# Supplied data
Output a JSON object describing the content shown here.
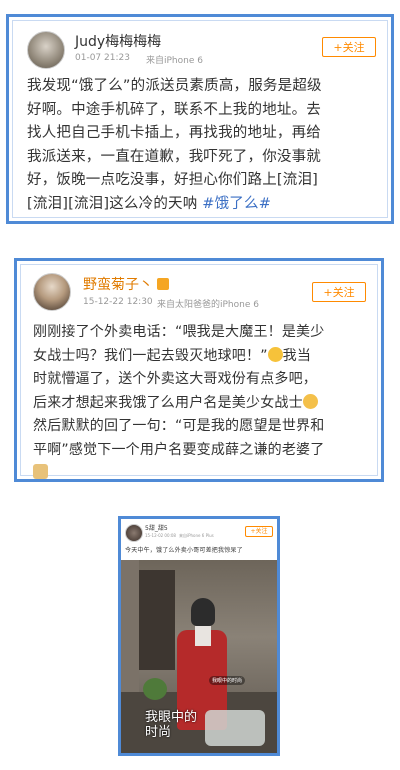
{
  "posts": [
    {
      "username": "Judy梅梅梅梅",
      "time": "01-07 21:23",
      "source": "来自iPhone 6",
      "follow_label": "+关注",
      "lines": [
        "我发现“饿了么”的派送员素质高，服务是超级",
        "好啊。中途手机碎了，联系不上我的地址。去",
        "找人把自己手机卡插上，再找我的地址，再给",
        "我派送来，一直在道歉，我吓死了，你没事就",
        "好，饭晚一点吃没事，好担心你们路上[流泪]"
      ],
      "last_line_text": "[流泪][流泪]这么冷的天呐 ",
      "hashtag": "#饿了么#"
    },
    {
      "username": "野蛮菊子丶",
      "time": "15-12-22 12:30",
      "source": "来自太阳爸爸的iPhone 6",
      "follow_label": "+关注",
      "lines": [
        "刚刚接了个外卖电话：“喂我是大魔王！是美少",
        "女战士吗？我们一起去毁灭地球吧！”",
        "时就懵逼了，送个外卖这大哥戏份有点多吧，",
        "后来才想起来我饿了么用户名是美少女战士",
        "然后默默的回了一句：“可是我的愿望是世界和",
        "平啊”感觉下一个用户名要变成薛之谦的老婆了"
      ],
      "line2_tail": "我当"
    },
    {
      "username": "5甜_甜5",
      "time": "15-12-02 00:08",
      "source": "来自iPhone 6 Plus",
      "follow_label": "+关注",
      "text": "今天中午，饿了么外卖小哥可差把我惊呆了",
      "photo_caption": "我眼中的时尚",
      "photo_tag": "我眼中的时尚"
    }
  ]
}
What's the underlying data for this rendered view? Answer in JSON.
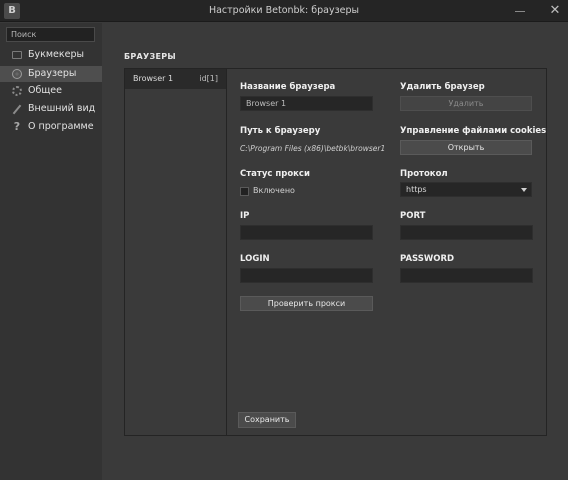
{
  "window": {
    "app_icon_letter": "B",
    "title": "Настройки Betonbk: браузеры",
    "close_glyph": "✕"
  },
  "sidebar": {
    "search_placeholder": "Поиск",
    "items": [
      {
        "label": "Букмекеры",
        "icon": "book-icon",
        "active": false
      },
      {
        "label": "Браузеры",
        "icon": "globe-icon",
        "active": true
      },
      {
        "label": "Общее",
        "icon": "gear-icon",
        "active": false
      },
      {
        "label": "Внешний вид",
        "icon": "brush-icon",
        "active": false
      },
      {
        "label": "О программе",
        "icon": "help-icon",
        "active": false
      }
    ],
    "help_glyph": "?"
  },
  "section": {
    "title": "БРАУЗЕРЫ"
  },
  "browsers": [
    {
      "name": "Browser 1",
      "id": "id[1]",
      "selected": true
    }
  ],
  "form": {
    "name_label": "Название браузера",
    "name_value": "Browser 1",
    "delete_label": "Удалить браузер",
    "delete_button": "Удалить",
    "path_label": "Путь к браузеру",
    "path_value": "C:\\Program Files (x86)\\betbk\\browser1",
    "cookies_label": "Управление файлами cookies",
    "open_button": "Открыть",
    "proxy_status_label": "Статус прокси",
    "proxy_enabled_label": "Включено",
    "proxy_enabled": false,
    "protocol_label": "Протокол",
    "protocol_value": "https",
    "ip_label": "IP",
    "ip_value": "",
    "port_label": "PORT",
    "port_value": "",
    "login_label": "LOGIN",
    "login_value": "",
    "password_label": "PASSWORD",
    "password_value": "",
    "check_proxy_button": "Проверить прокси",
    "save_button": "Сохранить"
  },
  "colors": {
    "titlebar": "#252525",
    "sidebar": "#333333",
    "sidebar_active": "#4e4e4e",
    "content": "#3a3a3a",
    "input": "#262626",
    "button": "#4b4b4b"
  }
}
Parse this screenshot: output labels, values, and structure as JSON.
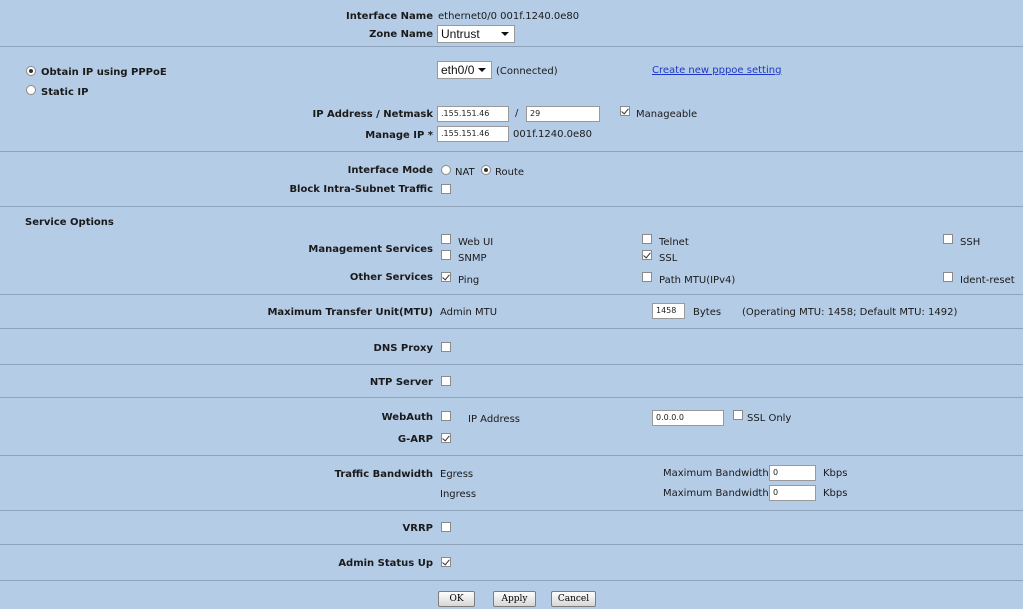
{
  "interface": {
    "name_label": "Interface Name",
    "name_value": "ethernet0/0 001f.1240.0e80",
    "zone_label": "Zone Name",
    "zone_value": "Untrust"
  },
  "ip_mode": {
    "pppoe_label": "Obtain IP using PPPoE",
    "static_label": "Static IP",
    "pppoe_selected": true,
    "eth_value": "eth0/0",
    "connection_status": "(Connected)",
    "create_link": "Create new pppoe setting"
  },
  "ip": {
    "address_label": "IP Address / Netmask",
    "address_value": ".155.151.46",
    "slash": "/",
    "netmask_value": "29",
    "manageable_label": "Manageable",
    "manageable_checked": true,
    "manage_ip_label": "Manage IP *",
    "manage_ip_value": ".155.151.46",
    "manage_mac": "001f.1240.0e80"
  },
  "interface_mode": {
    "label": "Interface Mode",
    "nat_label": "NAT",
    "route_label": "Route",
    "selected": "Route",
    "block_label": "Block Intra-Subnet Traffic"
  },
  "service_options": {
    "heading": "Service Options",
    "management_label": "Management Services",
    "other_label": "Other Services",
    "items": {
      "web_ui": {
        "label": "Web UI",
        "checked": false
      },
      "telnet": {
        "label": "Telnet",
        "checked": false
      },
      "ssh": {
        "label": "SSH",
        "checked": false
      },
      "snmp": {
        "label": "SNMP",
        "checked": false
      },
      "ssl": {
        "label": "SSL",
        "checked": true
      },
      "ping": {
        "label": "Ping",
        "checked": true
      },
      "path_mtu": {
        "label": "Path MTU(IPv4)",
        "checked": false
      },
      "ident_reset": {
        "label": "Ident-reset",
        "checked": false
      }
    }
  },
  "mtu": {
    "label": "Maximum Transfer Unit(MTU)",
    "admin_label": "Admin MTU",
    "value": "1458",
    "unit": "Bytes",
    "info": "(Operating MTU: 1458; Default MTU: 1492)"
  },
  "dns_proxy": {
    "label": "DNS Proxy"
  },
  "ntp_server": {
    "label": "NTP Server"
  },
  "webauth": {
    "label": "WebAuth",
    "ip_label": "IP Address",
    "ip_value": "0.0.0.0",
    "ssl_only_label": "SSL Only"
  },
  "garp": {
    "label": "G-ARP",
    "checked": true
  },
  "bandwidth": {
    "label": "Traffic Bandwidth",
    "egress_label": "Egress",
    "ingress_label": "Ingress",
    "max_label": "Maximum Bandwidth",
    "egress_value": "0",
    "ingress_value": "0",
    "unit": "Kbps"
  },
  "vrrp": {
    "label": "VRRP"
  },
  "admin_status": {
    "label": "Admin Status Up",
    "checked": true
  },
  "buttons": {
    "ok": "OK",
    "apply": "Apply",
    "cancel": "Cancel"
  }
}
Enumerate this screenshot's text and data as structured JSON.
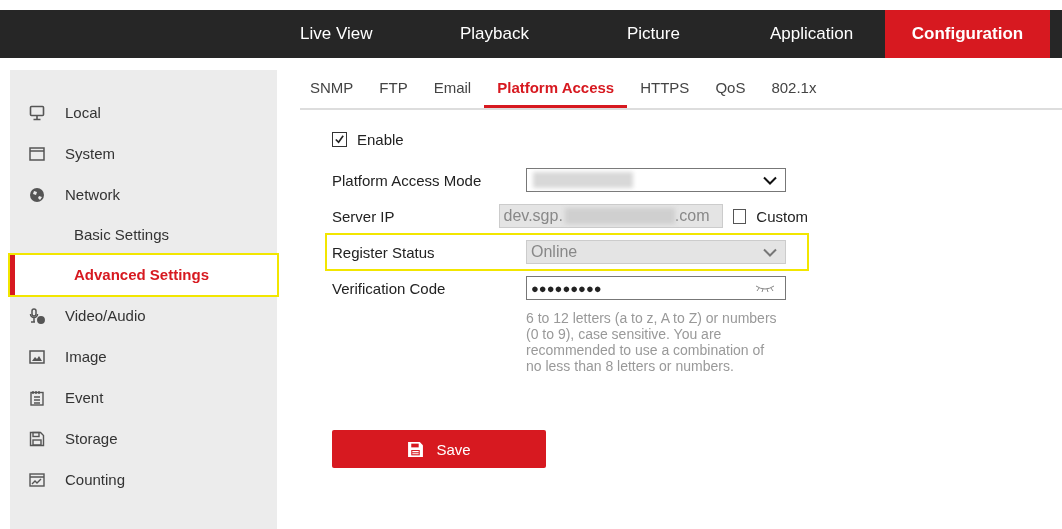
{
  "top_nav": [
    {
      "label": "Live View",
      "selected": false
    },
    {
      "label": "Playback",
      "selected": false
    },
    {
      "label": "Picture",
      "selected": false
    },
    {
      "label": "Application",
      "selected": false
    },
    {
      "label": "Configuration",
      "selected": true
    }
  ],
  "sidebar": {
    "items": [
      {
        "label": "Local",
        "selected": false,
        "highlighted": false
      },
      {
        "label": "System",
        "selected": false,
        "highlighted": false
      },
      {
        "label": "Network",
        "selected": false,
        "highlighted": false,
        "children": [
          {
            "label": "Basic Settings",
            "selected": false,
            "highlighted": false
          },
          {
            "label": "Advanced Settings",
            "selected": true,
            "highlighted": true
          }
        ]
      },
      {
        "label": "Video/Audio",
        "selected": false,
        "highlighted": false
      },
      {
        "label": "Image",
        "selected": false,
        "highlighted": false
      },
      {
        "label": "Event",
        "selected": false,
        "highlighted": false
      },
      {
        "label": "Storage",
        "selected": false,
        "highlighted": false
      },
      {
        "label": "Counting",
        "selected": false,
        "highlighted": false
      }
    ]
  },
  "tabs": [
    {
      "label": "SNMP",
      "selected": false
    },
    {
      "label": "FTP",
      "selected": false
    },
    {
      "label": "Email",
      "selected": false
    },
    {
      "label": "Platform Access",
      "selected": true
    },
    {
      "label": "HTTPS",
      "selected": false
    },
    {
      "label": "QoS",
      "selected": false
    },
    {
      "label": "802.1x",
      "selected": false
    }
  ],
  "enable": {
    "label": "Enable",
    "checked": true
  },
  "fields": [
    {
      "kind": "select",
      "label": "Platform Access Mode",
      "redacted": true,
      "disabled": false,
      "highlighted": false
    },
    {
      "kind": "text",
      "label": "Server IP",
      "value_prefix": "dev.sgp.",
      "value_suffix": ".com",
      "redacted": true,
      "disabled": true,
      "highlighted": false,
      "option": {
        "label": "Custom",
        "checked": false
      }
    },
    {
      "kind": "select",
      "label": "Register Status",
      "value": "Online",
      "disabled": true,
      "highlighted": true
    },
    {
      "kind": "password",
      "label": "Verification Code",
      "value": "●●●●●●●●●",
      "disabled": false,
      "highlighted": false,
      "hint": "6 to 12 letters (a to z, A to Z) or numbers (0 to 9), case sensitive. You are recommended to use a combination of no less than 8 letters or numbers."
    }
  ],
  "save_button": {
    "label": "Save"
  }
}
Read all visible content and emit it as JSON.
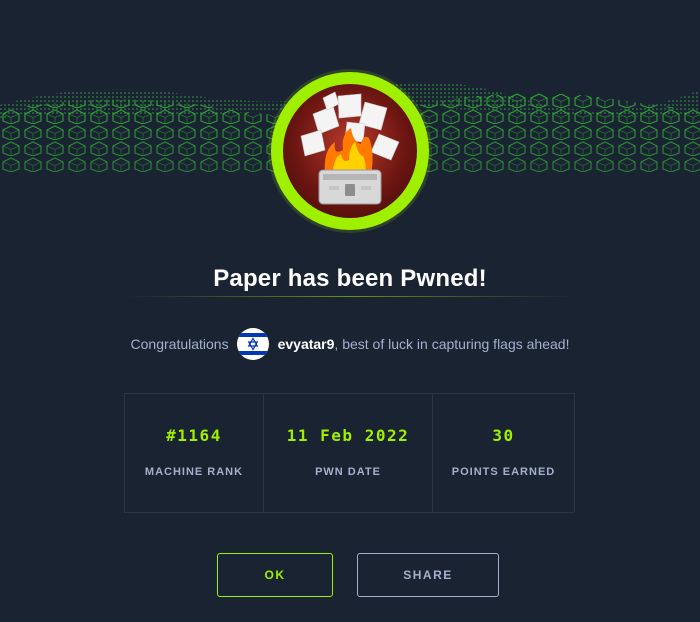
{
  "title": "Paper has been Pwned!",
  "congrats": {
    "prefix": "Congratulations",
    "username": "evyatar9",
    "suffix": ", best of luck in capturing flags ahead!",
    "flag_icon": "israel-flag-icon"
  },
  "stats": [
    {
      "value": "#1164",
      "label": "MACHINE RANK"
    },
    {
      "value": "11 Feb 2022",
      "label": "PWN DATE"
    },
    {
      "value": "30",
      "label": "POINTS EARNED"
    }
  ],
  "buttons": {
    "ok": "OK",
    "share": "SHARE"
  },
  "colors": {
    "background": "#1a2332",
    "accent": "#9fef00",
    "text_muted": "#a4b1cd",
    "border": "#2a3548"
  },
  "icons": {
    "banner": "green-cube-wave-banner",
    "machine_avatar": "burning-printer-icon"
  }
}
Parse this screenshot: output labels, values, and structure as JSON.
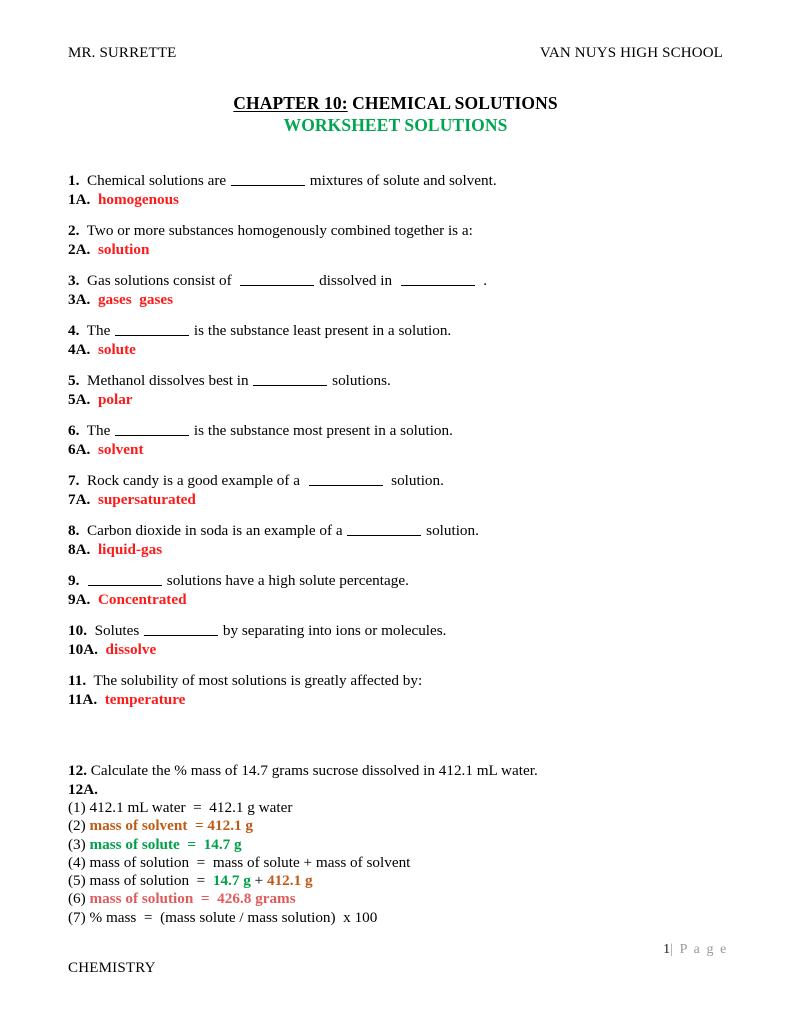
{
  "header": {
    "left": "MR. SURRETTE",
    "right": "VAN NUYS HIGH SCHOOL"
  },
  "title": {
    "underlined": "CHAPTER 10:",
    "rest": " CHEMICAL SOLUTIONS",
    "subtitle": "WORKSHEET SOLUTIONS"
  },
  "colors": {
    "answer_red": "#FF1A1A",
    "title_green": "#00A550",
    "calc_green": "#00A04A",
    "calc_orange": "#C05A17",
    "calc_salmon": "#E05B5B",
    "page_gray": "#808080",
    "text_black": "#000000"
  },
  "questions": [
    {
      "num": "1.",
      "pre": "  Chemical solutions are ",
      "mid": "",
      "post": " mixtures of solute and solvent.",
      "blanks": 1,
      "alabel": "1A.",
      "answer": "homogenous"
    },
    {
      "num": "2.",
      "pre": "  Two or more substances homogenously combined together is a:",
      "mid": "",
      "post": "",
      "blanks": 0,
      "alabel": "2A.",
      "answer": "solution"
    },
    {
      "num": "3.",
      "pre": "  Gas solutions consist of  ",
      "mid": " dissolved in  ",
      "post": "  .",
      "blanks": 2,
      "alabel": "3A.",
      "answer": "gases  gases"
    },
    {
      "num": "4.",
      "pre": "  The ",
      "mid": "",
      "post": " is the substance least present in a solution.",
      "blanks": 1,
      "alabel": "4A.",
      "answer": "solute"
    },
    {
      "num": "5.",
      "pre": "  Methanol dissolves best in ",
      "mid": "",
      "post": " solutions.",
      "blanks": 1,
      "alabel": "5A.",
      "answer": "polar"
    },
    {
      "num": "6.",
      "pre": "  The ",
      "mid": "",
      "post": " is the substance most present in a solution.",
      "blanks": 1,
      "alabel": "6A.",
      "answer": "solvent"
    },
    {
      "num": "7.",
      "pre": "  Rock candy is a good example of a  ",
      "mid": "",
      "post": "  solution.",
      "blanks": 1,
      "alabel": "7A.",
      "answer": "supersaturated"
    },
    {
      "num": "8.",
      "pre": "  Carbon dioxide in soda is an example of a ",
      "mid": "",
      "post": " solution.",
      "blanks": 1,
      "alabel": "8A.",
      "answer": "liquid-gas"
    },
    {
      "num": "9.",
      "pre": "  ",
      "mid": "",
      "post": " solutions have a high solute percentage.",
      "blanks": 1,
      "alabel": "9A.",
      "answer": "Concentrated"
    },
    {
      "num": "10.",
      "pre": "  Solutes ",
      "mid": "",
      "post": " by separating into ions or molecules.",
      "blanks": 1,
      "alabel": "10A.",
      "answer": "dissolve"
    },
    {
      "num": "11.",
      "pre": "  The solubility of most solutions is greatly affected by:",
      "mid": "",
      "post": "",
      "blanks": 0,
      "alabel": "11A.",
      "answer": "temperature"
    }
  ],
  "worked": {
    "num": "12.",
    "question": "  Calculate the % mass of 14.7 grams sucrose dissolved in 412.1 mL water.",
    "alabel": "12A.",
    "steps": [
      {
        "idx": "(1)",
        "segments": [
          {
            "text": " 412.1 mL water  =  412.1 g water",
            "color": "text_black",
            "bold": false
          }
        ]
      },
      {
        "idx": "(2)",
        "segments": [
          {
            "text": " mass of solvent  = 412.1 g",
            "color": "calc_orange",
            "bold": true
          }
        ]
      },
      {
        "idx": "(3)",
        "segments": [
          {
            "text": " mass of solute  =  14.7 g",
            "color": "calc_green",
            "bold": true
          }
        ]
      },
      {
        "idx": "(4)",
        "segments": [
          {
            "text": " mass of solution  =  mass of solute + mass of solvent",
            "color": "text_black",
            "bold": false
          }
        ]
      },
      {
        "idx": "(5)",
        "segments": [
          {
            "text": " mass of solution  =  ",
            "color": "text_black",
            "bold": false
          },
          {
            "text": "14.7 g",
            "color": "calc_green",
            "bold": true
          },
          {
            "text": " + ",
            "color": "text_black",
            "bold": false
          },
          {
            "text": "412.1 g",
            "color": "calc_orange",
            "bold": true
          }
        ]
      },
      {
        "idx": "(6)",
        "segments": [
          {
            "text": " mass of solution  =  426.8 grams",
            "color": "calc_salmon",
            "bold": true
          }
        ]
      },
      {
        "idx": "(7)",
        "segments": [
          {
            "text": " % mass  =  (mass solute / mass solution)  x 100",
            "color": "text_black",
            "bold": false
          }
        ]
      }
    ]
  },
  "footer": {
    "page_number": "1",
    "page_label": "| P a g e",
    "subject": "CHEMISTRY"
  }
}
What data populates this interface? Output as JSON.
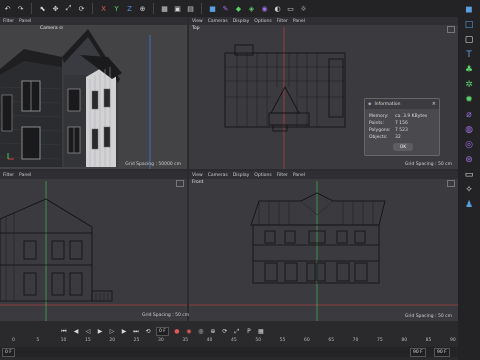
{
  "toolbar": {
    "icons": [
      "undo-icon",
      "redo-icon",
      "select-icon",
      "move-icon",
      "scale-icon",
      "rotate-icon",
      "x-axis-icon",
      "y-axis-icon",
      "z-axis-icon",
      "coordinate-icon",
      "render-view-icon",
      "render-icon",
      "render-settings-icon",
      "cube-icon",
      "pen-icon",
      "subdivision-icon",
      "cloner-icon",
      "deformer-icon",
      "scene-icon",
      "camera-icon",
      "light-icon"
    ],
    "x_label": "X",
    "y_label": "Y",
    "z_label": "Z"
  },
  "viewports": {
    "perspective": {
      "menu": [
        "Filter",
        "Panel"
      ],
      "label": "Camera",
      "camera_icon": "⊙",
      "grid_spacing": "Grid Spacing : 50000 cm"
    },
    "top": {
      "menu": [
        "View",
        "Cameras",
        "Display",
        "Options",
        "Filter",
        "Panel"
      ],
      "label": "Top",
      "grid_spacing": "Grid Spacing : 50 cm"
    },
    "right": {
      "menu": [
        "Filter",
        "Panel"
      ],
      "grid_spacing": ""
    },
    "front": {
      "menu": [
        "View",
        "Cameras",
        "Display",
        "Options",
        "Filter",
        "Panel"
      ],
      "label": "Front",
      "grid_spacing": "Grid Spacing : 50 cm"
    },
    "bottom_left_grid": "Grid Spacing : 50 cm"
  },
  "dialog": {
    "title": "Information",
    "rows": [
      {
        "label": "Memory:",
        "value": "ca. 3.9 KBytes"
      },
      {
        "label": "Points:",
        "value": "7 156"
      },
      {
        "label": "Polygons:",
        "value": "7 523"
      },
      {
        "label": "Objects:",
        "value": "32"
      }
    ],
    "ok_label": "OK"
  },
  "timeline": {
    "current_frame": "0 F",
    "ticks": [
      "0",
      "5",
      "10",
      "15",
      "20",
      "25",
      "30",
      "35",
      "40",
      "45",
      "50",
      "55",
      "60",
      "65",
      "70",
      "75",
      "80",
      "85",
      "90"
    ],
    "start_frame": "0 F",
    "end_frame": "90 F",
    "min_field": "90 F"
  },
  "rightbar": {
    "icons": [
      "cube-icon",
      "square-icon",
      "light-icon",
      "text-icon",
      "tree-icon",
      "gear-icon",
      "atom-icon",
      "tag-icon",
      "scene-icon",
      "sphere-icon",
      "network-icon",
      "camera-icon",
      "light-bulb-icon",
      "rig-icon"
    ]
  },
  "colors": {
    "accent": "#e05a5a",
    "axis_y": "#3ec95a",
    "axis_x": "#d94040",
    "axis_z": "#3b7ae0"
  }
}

# Exercise requirements
Extract all lines of the records above that include "我眼中的时尚".

# Solved problem
      "photo_caption": "我眼中的时尚",
      "photo_tag": "我眼中的时尚"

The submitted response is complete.